→ **MATERIALS PROVIDED**:
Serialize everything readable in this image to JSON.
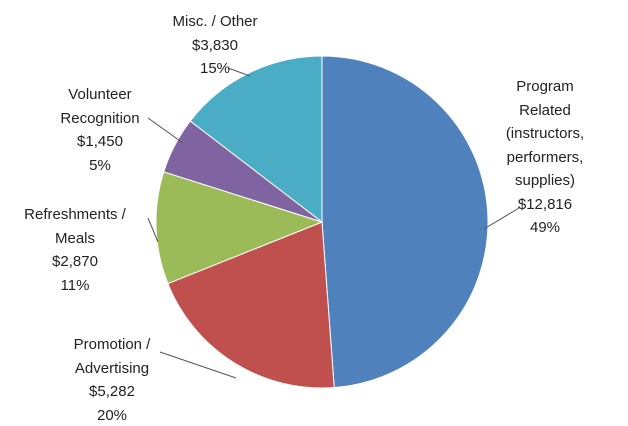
{
  "chart_data": {
    "type": "pie",
    "categories": [
      "Program Related\n(instructors,\nperformers,\nsupplies)",
      "Promotion /\nAdvertising",
      "Refreshments /\nMeals",
      "Volunteer\nRecognition",
      "Misc. / Other"
    ],
    "values": [
      12816,
      5282,
      2870,
      1450,
      3830
    ],
    "value_labels": [
      "$12,816",
      "$5,282",
      "$2,870",
      "$1,450",
      "$3,830"
    ],
    "percent_labels": [
      "49%",
      "20%",
      "11%",
      "5%",
      "15%"
    ],
    "colors": [
      "#4f81bd",
      "#c0504d",
      "#9bbb59",
      "#8064a2",
      "#4bacc6"
    ]
  }
}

→ **TASK TO CARRY OUT**: Every record gets retyped exactly; no picture goes into the copy.

→ **SOLUTION FOR THIS EXERCISE**:
Serialize everything readable in this image to JSON.
{
  "chart_data": {
    "type": "pie",
    "categories": [
      "Program Related\n(instructors,\nperformers,\nsupplies)",
      "Promotion /\nAdvertising",
      "Refreshments /\nMeals",
      "Volunteer\nRecognition",
      "Misc. / Other"
    ],
    "values": [
      12816,
      5282,
      2870,
      1450,
      3830
    ],
    "value_labels": [
      "$12,816",
      "$5,282",
      "$2,870",
      "$1,450",
      "$3,830"
    ],
    "percent_labels": [
      "49%",
      "20%",
      "11%",
      "5%",
      "15%"
    ],
    "colors": [
      "#4f81bd",
      "#c0504d",
      "#9bbb59",
      "#8064a2",
      "#4bacc6"
    ]
  }
}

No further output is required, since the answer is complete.